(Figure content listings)

--------

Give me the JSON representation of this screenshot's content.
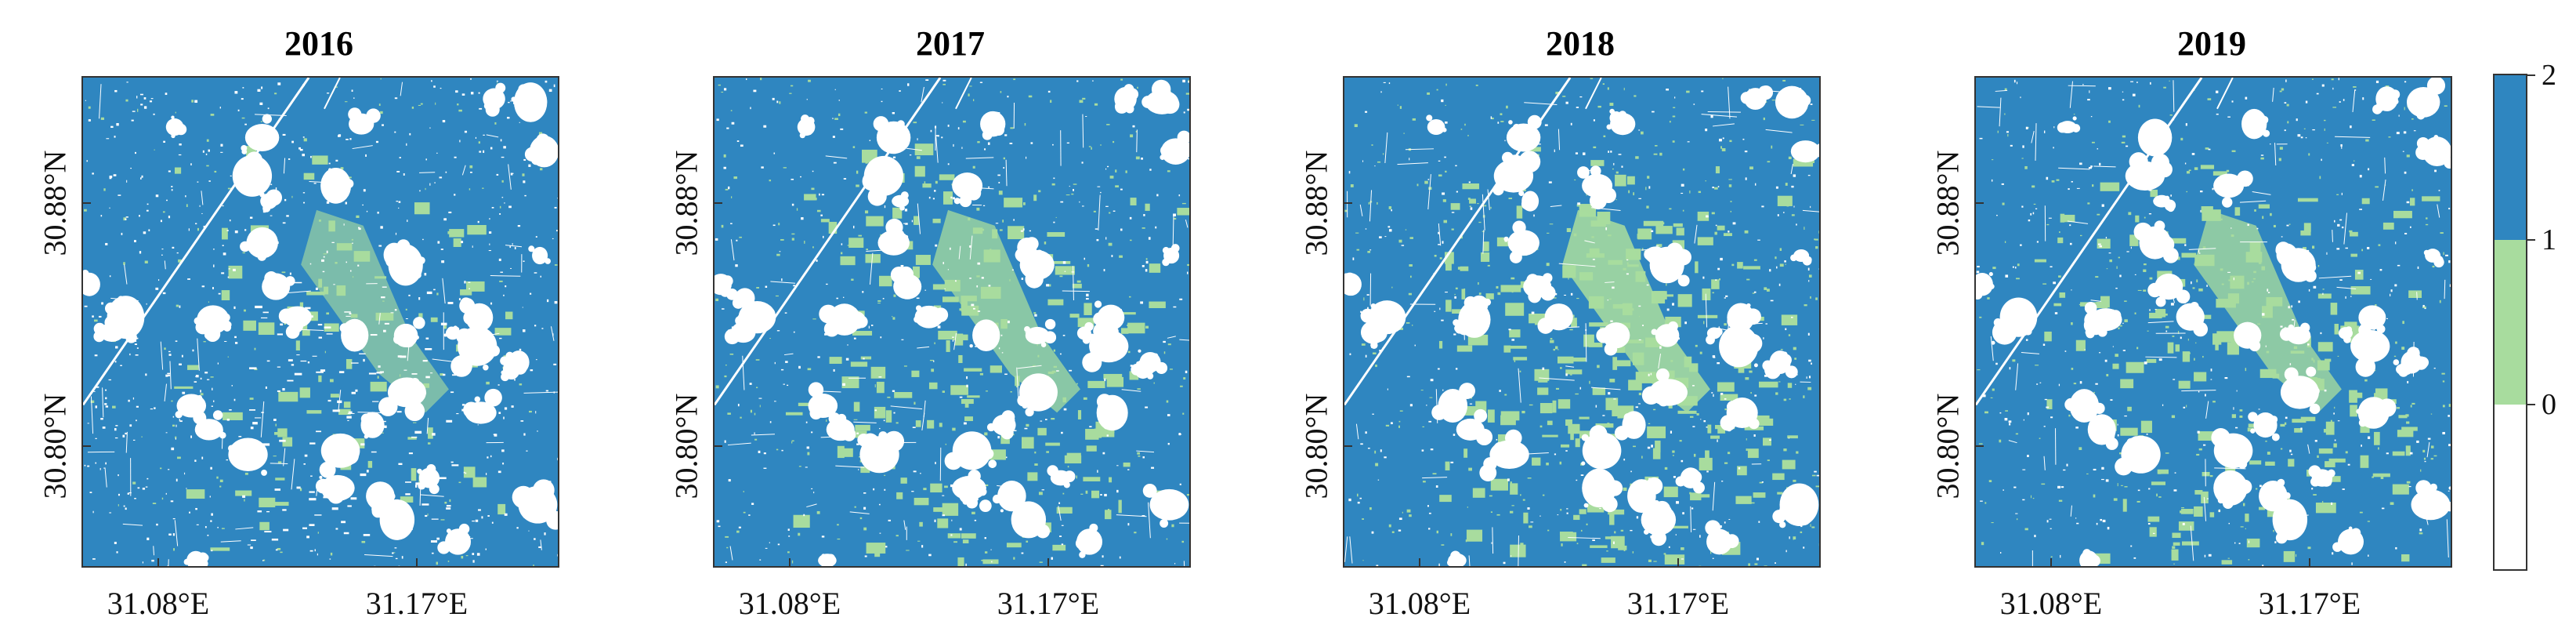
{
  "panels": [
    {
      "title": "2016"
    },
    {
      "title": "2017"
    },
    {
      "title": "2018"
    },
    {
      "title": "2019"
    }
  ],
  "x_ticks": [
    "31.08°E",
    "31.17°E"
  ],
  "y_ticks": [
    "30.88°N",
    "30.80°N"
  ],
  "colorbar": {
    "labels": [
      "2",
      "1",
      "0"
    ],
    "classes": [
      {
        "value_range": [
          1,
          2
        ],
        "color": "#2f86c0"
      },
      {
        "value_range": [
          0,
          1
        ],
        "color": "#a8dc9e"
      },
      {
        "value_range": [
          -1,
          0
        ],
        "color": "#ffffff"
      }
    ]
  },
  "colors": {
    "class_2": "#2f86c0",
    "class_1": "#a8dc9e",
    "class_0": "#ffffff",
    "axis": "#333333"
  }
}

--------

PROBLEM DETAILS: Go through the listing above and write it all out exactly, leaving out any picture.

SOLUTION:
Give me the JSON representation of this screenshot's content.
{
  "panels": [
    {
      "title": "2016"
    },
    {
      "title": "2017"
    },
    {
      "title": "2018"
    },
    {
      "title": "2019"
    }
  ],
  "x_ticks": [
    "31.08°E",
    "31.17°E"
  ],
  "y_ticks": [
    "30.88°N",
    "30.80°N"
  ],
  "colorbar": {
    "labels": [
      "2",
      "1",
      "0"
    ],
    "classes": [
      {
        "value_range": [
          1,
          2
        ],
        "color": "#2f86c0"
      },
      {
        "value_range": [
          0,
          1
        ],
        "color": "#a8dc9e"
      },
      {
        "value_range": [
          -1,
          0
        ],
        "color": "#ffffff"
      }
    ]
  },
  "colors": {
    "class_2": "#2f86c0",
    "class_1": "#a8dc9e",
    "class_0": "#ffffff",
    "axis": "#333333"
  }
}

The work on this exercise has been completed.